-- EXERCISE AIM --
In the listing that follows, how many lines contain the string "уулу"? Provide only the number.
>> START MATERIAL SUPPLIED
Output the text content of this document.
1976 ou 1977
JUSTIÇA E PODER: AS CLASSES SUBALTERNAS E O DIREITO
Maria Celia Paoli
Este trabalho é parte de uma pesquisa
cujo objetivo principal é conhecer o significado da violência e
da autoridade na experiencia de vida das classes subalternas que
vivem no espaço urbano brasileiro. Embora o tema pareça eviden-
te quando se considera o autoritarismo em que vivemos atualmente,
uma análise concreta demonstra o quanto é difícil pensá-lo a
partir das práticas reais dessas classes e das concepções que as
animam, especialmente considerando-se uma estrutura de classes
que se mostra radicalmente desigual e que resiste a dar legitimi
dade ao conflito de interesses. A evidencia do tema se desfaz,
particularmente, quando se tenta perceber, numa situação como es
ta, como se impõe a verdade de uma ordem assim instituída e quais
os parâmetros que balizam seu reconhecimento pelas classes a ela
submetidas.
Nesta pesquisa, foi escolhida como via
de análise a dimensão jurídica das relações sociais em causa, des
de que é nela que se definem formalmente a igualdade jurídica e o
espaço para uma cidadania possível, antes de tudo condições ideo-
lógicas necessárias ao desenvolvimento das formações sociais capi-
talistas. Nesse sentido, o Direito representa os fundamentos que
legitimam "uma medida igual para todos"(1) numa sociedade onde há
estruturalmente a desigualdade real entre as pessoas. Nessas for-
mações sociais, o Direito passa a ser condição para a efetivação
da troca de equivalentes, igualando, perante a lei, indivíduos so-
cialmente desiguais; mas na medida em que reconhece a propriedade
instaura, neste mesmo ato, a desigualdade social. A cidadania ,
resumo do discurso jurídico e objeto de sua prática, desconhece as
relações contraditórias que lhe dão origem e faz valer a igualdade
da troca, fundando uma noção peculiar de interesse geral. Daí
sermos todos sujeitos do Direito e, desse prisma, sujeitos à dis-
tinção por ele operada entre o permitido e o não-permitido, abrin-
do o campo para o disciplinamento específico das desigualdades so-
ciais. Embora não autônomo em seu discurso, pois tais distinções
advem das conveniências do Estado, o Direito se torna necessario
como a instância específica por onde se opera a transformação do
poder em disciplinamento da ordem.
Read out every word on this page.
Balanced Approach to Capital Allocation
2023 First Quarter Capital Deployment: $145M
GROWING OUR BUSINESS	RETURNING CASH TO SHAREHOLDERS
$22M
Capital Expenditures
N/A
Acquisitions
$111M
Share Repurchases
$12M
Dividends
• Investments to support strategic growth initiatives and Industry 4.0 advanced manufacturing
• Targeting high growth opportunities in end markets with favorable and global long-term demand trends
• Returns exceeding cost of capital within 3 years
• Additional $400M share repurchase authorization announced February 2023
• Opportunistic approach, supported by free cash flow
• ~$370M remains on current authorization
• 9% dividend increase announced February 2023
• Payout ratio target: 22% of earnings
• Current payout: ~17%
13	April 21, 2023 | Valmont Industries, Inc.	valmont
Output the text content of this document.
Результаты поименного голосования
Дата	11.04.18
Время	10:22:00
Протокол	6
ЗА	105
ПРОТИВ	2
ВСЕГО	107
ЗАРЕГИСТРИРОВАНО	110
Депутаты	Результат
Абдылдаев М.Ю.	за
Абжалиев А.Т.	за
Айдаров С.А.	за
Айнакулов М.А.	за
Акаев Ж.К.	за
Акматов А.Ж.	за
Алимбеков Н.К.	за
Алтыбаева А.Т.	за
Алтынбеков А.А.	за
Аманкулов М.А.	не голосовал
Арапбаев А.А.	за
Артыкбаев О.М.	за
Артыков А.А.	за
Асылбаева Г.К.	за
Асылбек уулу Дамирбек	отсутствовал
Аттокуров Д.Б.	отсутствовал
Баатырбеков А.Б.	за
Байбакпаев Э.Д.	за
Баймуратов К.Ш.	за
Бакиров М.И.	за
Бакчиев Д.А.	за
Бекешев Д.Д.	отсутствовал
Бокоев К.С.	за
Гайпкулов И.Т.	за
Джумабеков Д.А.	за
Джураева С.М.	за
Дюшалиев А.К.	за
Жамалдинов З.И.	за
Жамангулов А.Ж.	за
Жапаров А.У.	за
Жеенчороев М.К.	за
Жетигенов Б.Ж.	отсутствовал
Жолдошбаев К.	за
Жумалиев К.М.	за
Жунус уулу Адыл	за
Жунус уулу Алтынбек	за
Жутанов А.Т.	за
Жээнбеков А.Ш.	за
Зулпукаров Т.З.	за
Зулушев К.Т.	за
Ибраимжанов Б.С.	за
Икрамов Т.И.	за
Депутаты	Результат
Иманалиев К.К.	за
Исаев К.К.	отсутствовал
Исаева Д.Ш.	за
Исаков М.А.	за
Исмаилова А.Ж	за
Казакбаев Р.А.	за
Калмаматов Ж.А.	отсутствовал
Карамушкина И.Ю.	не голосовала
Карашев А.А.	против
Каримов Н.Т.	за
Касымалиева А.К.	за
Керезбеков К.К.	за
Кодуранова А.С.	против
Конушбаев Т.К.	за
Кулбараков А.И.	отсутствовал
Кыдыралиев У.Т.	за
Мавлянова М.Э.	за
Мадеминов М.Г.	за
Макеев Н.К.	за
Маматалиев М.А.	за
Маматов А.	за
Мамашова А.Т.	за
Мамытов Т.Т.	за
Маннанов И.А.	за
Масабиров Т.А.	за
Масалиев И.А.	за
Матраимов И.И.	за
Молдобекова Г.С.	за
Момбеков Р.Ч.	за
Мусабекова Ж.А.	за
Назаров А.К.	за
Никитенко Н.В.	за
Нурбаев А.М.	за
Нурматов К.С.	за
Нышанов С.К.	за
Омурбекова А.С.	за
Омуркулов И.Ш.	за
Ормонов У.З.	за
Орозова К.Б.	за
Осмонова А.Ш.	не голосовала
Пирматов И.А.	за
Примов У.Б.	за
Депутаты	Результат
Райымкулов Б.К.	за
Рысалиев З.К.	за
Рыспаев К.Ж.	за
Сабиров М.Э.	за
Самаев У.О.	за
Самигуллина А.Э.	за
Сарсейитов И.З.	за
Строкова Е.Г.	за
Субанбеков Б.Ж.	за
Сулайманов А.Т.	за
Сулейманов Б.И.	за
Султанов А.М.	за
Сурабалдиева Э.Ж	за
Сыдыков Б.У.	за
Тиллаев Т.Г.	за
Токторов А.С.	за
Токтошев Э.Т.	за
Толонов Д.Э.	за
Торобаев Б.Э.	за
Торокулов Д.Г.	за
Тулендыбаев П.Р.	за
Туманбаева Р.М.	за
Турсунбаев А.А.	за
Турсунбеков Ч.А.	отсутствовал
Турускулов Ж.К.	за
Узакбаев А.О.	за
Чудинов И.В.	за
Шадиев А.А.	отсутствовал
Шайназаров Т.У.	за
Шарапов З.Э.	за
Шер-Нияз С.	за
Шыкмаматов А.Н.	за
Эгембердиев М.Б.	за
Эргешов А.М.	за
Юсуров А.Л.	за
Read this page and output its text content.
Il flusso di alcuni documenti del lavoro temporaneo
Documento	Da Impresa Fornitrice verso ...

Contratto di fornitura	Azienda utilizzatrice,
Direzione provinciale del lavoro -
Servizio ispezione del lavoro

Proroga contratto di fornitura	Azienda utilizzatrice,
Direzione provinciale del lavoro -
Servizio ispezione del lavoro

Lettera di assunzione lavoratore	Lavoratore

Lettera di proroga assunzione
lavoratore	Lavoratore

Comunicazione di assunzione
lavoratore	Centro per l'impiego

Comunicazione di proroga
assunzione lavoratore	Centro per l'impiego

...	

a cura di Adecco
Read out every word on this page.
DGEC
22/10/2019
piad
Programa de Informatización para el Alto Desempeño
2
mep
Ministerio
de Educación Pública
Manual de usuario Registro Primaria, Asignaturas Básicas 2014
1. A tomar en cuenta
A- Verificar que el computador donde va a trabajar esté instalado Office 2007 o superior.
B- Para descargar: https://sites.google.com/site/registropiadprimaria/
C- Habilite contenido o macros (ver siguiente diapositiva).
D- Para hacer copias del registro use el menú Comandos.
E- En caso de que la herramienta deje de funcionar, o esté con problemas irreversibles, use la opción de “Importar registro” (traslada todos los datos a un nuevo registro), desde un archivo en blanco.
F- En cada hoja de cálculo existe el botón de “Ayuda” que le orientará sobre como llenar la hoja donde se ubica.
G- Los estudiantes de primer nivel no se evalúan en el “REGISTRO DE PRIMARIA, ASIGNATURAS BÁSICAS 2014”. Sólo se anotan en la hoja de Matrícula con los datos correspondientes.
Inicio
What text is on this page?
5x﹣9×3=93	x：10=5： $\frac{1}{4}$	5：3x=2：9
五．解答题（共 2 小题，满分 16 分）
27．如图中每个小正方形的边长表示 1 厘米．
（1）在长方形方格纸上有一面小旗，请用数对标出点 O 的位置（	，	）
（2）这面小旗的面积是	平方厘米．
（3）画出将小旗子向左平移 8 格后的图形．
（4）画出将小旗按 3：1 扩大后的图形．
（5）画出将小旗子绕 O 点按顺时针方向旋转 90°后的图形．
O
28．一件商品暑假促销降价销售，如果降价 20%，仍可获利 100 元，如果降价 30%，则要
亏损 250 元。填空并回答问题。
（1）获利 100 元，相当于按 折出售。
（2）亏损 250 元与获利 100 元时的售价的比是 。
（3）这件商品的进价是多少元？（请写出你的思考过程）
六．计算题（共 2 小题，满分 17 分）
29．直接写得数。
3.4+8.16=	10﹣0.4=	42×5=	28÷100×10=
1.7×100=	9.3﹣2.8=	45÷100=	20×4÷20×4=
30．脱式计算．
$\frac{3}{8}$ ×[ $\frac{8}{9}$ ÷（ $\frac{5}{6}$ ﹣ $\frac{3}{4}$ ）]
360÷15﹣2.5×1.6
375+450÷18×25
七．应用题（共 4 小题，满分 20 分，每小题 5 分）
>> END MATERIAL SUPPLIED
-- RESPONSE TO THIS TASK --
3